WORK TO BE COMPLETED:
Reproduce every one of the rows below word for word, line by line, in the same order.

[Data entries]

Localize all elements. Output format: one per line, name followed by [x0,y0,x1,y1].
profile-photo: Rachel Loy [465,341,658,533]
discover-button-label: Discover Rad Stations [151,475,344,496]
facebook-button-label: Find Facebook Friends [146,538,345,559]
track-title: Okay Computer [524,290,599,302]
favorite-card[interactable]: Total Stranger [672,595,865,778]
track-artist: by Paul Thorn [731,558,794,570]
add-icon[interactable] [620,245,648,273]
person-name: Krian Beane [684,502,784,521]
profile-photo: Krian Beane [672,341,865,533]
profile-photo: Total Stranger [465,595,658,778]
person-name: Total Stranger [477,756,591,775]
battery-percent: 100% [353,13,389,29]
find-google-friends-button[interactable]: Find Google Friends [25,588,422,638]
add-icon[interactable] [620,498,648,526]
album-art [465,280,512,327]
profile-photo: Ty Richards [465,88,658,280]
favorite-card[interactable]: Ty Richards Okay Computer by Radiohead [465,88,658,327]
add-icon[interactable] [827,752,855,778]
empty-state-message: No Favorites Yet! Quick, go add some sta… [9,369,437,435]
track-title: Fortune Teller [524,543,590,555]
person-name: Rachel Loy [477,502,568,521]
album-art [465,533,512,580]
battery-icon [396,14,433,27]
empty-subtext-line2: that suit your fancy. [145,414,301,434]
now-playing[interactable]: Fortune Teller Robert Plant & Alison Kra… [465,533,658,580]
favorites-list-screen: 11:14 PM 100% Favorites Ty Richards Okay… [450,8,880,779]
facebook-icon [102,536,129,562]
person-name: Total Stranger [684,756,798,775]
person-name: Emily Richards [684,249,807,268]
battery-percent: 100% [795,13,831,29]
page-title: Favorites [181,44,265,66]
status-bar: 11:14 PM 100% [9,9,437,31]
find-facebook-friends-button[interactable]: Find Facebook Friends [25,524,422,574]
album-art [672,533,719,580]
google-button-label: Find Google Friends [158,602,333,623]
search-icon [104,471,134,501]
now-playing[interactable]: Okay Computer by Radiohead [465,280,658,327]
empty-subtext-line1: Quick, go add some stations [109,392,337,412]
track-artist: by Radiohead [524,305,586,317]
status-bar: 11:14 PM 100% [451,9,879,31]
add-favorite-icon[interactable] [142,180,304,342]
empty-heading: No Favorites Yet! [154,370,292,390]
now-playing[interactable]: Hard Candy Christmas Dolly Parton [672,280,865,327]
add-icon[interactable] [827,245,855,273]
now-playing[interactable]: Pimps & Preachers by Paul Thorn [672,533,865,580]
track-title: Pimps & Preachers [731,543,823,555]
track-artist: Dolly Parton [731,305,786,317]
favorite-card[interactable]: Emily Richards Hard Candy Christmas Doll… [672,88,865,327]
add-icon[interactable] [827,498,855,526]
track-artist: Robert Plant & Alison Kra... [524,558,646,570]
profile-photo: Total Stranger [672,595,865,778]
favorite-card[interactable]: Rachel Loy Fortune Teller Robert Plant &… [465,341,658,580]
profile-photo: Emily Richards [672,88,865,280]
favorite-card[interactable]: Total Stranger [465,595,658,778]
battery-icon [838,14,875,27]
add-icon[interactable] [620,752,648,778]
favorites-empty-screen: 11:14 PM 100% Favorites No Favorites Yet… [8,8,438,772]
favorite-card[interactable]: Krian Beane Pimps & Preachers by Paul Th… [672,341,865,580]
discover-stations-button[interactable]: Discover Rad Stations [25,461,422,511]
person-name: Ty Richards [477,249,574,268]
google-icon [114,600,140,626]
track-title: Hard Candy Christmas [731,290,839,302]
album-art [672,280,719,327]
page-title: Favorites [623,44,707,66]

OUTPUT OF THE TASK:
Localize all elements. Output format: one per line, name followed by [x0,y0,x1,y1].
profile-photo: Rachel Loy [465,341,658,533]
discover-button-label: Discover Rad Stations [151,475,344,496]
facebook-button-label: Find Facebook Friends [146,538,345,559]
track-title: Okay Computer [524,290,599,302]
favorite-card[interactable]: Total Stranger [672,595,865,778]
track-artist: by Paul Thorn [731,558,794,570]
add-icon[interactable] [620,245,648,273]
person-name: Krian Beane [684,502,784,521]
profile-photo: Krian Beane [672,341,865,533]
profile-photo: Total Stranger [465,595,658,778]
person-name: Total Stranger [477,756,591,775]
battery-percent: 100% [353,13,389,29]
find-google-friends-button[interactable]: Find Google Friends [25,588,422,638]
add-icon[interactable] [620,498,648,526]
album-art [465,280,512,327]
profile-photo: Ty Richards [465,88,658,280]
favorite-card[interactable]: Ty Richards Okay Computer by Radiohead [465,88,658,327]
add-icon[interactable] [827,752,855,778]
empty-state-message: No Favorites Yet! Quick, go add some sta… [9,369,437,435]
track-title: Fortune Teller [524,543,590,555]
person-name: Rachel Loy [477,502,568,521]
album-art [465,533,512,580]
battery-icon [396,14,433,27]
empty-subtext-line2: that suit your fancy. [145,414,301,434]
now-playing[interactable]: Fortune Teller Robert Plant & Alison Kra… [465,533,658,580]
favorites-list-screen: 11:14 PM 100% Favorites Ty Richards Okay… [450,8,880,779]
facebook-icon [102,536,129,562]
person-name: Total Stranger [684,756,798,775]
person-name: Emily Richards [684,249,807,268]
battery-percent: 100% [795,13,831,29]
page-title: Favorites [181,44,265,66]
status-bar: 11:14 PM 100% [9,9,437,31]
find-facebook-friends-button[interactable]: Find Facebook Friends [25,524,422,574]
album-art [672,533,719,580]
google-button-label: Find Google Friends [158,602,333,623]
search-icon [104,471,134,501]
now-playing[interactable]: Okay Computer by Radiohead [465,280,658,327]
empty-subtext-line1: Quick, go add some stations [109,392,337,412]
track-artist: by Radiohead [524,305,586,317]
status-bar: 11:14 PM 100% [451,9,879,31]
add-favorite-icon[interactable] [142,180,304,342]
empty-heading: No Favorites Yet! [154,370,292,390]
now-playing[interactable]: Hard Candy Christmas Dolly Parton [672,280,865,327]
add-icon[interactable] [827,245,855,273]
now-playing[interactable]: Pimps & Preachers by Paul Thorn [672,533,865,580]
track-title: Pimps & Preachers [731,543,823,555]
track-artist: Dolly Parton [731,305,786,317]
favorite-card[interactable]: Emily Richards Hard Candy Christmas Doll… [672,88,865,327]
add-icon[interactable] [827,498,855,526]
track-artist: Robert Plant & Alison Kra... [524,558,646,570]
profile-photo: Total Stranger [672,595,865,778]
favorite-card[interactable]: Rachel Loy Fortune Teller Robert Plant &… [465,341,658,580]
profile-photo: Emily Richards [672,88,865,280]
favorite-card[interactable]: Total Stranger [465,595,658,778]
battery-icon [838,14,875,27]
add-icon[interactable] [620,752,648,778]
favorites-empty-screen: 11:14 PM 100% Favorites No Favorites Yet… [8,8,438,772]
favorite-card[interactable]: Krian Beane Pimps & Preachers by Paul Th… [672,341,865,580]
discover-stations-button[interactable]: Discover Rad Stations [25,461,422,511]
person-name: Ty Richards [477,249,574,268]
google-icon [114,600,140,626]
track-title: Hard Candy Christmas [731,290,839,302]
album-art [672,280,719,327]
page-title: Favorites [623,44,707,66]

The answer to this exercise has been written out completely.